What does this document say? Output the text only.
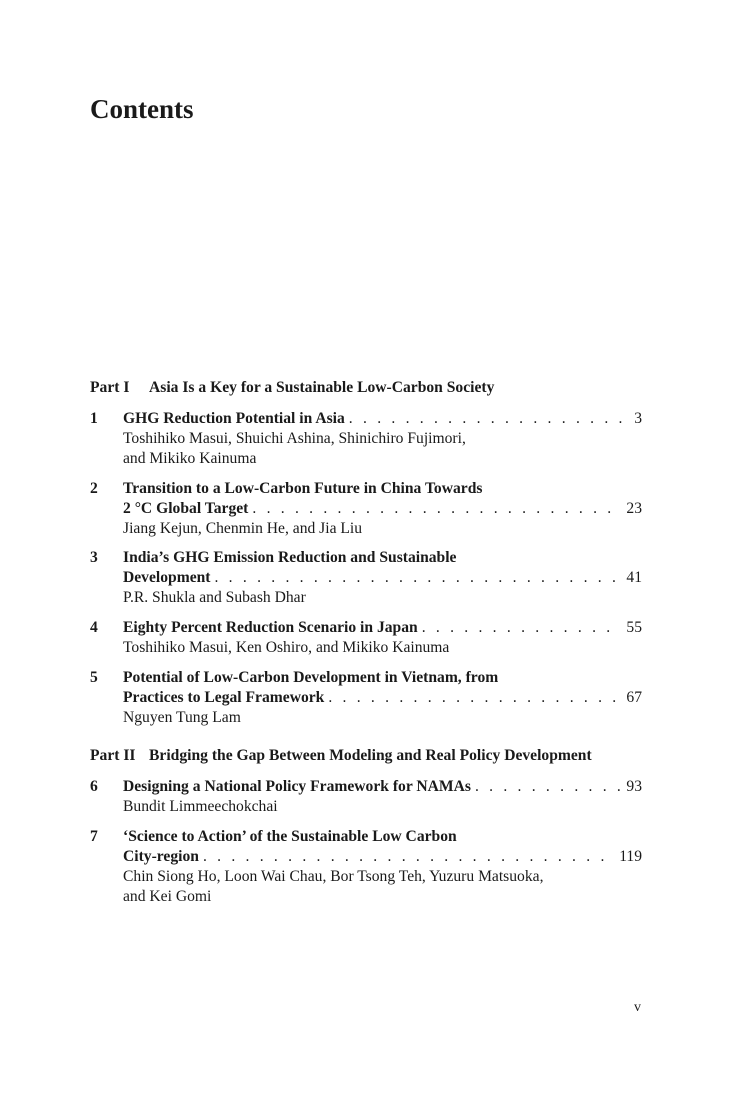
Contents
Part I Asia Is a Key for a Sustainable Low-Carbon Society
1 GHG Reduction Potential in Asia . . .	3
Toshihiko Masui, Shuichi Ashina, Shinichiro Fujimori,
and Mikiko Kainuma
2 Transition to a Low-Carbon Future in China Towards
2 °C Global Target . . .	23
Jiang Kejun, Chenmin He, and Jia Liu
3 India’s GHG Emission Reduction and Sustainable
Development . . .	41
P.R. Shukla and Subash Dhar
4 Eighty Percent Reduction Scenario in Japan . . .	55
Toshihiko Masui, Ken Oshiro, and Mikiko Kainuma
5 Potential of Low-Carbon Development in Vietnam, from
Practices to Legal Framework . . .	67
Nguyen Tung Lam
Part II Bridging the Gap Between Modeling and Real Policy Development
6 Designing a National Policy Framework for NAMAs . . .	93
Bundit Limmeechokchai
7 ‘Science to Action’ of the Sustainable Low Carbon
City-region . . .	119
Chin Siong Ho, Loon Wai Chau, Bor Tsong Teh, Yuzuru Matsuoka,
and Kei Gomi
v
══════════
Every line above should be repeated exactly; pictures stay out of the copy.

## Answer to the problem
What does this document say? Output the text only.
Contents
Part I Asia Is a Key for a Sustainable Low-Carbon Society
1 GHG Reduction Potential in Asia . . .	3
Toshihiko Masui, Shuichi Ashina, Shinichiro Fujimori,
and Mikiko Kainuma
2 Transition to a Low-Carbon Future in China Towards
2 °C Global Target . . .	23
Jiang Kejun, Chenmin He, and Jia Liu
3 India’s GHG Emission Reduction and Sustainable
Development . . .	41
P.R. Shukla and Subash Dhar
4 Eighty Percent Reduction Scenario in Japan . . .	55
Toshihiko Masui, Ken Oshiro, and Mikiko Kainuma
5 Potential of Low-Carbon Development in Vietnam, from
Practices to Legal Framework . . .	67
Nguyen Tung Lam
Part II Bridging the Gap Between Modeling and Real Policy Development
6 Designing a National Policy Framework for NAMAs . . .	93
Bundit Limmeechokchai
7 ‘Science to Action’ of the Sustainable Low Carbon
City-region . . .	119
Chin Siong Ho, Loon Wai Chau, Bor Tsong Teh, Yuzuru Matsuoka,
and Kei Gomi
v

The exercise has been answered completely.